• **Bacaan**
..........

Rabu, 26 November 2014

KITA BANGSA PENGHAFAL TEORI

Pernahkah kita sadari bahwa, sejak menempuh bangku sekolah dasar hingga perguruan tinggi, kita manusia Indonesia, Sembilan puluh persen, mungkin lebih, kita hanya jadi bangsa penghafal teori belaka, teori yang tidak punya asas manfaat sama sekali dalam kehidupan secara nyata.
Apa yang saya alami mungkin juga dialam oleh seluruh orang Indonesia yang pernah bersekolah formal model negeri ini. Dulu ketika masih duduk di bangku sekolah menengah pertama (SMP), saya masih ingat betul bagaimana guru-guru kami saat itu begitu teoritis dalam mengajar. Guru agama kami memaksa kami menghafal salah satu ayatr al-quran lengkap beserta maknanya dalam bahasa Indonesia, semua harus dihafal, tidak kurang satu ayat atau satu kata makna terjemahan pun yang terlewatkan, tiap minggunya istilahnya harus “disetor”. lain lagi guru sejarah, ia memaksa kami, murid-muridnya menghafal dengan detail tanggal-tanggal, tahun-tahun, tokoh, dan catatan-catatan sejarah peristiwa bersejarah setiap babnya.
Guru PPKN, atau yang sekarang disebut sebagai kewarganegaraan pun tak jauh beda, malah lebih parah, aku anggap mata pelajaran paling teoritis di antara yang lain. Bagaimana tidak disebut teoritis, semua pasal-pasal yang terkait bab yang sedang diajar harus dihafalkan, begitupun definisi-definisinyanya yang sangat kontekstual, ketika ujian pun model soal yang keluar mudah ditebak, apa yang dimaksud? Apa pengertian dari? Apa tujuan dari? Apa pasal tentang? Sebutkan minimal tiga? Tahun berapakah?

..........

• **Informasi yang Diberikan**
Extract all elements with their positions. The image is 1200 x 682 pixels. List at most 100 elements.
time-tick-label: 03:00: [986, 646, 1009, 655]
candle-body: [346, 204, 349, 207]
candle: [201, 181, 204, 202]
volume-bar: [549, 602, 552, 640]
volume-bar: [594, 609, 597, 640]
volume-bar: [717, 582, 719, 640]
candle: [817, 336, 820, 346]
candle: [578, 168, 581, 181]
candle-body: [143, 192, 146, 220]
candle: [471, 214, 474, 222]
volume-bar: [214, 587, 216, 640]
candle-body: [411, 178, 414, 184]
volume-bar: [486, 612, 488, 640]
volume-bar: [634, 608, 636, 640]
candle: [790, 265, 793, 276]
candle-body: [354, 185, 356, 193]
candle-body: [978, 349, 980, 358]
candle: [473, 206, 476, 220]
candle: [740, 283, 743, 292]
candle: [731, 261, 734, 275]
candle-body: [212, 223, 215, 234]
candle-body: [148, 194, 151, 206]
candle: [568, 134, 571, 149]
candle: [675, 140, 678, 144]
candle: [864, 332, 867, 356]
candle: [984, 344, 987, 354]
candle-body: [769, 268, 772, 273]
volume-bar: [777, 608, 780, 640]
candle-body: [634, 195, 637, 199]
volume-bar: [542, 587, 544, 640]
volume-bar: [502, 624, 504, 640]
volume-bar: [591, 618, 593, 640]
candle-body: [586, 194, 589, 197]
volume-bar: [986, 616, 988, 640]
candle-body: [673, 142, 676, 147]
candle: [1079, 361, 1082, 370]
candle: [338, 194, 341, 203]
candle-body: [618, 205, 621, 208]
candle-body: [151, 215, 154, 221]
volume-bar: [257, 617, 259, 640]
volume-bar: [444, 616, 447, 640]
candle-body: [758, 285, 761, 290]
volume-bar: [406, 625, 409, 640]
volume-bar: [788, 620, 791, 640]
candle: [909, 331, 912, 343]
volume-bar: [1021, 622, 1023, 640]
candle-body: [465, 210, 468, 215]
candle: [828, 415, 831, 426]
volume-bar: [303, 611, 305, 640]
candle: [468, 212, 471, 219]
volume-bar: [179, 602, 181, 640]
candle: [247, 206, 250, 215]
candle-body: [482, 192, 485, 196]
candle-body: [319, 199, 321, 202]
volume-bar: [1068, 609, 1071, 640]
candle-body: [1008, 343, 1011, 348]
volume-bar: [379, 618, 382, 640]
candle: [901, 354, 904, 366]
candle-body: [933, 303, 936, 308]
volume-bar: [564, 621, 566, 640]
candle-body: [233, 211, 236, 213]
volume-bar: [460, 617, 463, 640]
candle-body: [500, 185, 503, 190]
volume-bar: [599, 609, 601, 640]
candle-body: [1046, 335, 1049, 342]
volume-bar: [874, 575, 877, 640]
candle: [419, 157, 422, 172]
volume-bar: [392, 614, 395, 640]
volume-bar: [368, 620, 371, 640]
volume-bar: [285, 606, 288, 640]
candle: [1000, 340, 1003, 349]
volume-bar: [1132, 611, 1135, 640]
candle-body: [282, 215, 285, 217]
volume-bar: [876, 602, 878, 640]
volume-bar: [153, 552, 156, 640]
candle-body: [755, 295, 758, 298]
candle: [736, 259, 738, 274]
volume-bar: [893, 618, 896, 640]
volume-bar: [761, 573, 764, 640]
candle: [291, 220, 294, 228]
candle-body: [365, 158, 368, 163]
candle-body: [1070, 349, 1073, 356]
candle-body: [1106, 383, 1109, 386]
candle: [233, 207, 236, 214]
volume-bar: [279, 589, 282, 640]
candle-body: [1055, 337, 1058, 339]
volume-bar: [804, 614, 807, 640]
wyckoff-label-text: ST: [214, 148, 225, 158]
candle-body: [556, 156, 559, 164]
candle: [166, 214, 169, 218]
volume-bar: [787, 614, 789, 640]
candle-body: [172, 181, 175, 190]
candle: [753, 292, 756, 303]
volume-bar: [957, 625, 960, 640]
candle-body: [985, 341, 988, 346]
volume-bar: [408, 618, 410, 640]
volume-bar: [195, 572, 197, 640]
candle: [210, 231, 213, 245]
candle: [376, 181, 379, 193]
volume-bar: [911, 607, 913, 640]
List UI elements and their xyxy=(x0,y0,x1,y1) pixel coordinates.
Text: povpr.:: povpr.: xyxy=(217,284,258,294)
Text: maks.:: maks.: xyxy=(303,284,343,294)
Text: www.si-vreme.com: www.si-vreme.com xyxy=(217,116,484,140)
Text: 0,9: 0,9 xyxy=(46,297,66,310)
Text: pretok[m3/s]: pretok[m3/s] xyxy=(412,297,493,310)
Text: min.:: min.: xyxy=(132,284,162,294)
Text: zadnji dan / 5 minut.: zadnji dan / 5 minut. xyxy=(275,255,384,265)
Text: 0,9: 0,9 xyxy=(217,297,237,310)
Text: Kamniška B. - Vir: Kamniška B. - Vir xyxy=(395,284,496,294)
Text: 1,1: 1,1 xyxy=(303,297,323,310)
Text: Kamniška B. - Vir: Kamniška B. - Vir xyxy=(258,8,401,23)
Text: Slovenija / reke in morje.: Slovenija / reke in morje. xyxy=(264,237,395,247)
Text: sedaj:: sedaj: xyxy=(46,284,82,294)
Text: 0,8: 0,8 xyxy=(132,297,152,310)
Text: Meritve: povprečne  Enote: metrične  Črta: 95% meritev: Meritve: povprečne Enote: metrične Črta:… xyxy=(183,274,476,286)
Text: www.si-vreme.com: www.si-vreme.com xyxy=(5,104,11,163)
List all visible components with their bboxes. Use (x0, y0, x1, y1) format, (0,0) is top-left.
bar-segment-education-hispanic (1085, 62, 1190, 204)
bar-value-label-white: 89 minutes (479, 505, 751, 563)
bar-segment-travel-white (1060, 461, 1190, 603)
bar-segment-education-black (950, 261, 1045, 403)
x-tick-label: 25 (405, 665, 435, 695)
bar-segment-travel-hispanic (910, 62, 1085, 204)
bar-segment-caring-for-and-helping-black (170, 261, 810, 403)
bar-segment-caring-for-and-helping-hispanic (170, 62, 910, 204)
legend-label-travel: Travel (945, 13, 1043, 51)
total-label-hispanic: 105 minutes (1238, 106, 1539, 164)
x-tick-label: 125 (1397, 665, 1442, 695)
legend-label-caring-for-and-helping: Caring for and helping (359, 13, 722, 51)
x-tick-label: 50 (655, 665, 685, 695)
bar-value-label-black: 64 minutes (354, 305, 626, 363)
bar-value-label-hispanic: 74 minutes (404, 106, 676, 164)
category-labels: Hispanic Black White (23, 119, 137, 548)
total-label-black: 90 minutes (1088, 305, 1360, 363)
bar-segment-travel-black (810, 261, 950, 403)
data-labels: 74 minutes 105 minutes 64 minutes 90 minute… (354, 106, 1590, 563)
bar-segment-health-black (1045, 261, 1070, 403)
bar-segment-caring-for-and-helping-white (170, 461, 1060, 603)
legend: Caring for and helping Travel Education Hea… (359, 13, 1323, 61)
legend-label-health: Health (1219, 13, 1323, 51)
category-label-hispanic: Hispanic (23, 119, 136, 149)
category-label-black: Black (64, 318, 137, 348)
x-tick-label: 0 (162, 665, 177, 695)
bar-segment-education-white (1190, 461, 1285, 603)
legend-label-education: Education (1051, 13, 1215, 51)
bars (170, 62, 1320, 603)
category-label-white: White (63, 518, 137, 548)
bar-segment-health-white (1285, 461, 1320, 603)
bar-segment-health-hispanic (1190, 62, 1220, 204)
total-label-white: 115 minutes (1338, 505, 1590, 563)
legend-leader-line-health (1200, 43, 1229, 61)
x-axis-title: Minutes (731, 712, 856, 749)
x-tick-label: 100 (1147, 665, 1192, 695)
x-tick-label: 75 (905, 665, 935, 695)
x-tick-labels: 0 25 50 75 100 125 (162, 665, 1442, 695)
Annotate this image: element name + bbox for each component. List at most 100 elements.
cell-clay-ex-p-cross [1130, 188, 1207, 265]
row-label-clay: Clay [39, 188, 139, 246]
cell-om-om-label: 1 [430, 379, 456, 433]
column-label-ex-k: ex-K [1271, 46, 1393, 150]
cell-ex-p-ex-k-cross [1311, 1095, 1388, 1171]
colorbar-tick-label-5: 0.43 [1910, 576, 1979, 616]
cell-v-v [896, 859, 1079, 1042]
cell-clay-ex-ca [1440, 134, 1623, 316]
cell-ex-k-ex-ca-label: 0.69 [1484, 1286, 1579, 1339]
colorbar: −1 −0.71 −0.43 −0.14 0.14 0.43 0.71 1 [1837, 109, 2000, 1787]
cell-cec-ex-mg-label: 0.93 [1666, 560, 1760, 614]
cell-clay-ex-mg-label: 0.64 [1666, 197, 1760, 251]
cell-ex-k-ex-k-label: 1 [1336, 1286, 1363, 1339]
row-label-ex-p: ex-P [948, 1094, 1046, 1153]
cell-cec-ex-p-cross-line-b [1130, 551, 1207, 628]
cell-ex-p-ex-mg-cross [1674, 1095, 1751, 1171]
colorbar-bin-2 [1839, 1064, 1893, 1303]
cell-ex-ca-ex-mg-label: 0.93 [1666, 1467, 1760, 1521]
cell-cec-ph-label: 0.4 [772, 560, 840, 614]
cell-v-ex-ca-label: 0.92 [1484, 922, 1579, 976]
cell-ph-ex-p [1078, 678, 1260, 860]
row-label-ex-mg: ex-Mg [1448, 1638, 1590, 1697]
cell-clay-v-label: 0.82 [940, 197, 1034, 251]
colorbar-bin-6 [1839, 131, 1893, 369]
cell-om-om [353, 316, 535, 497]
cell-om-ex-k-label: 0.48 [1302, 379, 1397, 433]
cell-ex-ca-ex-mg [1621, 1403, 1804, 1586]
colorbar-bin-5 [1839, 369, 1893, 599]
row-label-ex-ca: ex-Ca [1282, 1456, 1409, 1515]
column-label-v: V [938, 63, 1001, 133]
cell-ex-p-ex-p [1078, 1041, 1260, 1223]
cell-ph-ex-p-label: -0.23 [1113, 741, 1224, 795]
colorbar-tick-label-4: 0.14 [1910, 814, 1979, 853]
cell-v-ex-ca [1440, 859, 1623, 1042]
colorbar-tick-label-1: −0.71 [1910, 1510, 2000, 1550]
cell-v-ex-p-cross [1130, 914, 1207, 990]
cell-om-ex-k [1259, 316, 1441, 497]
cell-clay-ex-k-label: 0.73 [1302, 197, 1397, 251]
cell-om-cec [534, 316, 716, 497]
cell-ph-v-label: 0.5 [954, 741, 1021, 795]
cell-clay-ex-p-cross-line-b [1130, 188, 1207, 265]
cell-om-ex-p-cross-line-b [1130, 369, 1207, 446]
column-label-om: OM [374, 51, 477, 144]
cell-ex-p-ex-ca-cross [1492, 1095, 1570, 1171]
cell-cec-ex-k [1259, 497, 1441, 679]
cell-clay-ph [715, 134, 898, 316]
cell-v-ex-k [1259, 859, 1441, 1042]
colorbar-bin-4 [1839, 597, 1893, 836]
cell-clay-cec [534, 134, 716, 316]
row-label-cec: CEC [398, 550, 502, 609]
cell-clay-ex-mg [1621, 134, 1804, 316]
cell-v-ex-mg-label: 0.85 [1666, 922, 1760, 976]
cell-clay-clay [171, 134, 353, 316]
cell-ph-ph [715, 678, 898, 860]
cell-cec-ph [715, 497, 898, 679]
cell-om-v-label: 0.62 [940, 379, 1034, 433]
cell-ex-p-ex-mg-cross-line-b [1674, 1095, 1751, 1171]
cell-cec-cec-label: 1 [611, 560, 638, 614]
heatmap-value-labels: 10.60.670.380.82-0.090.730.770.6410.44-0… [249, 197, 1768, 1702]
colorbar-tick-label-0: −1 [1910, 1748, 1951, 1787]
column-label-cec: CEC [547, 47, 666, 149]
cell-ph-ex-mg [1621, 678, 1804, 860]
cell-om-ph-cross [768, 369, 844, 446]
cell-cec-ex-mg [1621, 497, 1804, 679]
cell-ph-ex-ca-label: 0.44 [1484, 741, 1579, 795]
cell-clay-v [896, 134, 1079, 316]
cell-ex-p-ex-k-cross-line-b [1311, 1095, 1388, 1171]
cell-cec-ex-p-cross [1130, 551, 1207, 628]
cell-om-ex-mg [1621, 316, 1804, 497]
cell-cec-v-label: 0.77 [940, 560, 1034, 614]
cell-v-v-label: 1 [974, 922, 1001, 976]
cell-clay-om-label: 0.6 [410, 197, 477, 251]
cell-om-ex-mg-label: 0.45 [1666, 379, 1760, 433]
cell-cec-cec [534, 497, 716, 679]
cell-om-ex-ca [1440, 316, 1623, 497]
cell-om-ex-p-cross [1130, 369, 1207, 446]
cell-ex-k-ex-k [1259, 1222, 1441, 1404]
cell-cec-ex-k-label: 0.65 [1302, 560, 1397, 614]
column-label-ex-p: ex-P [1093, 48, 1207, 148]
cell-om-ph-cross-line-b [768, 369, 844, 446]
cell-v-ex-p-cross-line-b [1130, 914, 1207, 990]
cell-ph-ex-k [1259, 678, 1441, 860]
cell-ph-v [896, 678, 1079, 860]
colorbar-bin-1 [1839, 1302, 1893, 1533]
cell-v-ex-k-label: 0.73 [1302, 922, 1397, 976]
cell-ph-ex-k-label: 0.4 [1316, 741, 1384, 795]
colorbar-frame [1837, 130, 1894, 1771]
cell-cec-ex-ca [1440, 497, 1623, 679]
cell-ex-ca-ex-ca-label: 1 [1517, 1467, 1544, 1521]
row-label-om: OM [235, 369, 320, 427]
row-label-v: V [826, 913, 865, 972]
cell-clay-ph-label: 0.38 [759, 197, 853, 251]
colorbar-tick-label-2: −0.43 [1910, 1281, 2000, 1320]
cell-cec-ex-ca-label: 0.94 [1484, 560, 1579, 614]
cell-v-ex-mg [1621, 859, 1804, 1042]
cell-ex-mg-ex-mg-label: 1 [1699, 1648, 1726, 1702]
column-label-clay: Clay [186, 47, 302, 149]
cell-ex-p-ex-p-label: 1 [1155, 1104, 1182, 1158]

..........

• **Tujuan Tugas**
Sebutkan seluruh hal yang, menurut bacaan tentang bangsa penghafal teori, wajib dihafal murid secara detail atas paksaan guru sejarah. Materi di atas tidak berkaitan dengan isi bacaan.

• **Penyelesaian**
- tanggal-tanggal
- tahun-tahun
- tokoh
- catatan-catatan sejarah peristiwa bersejarah setiap babnya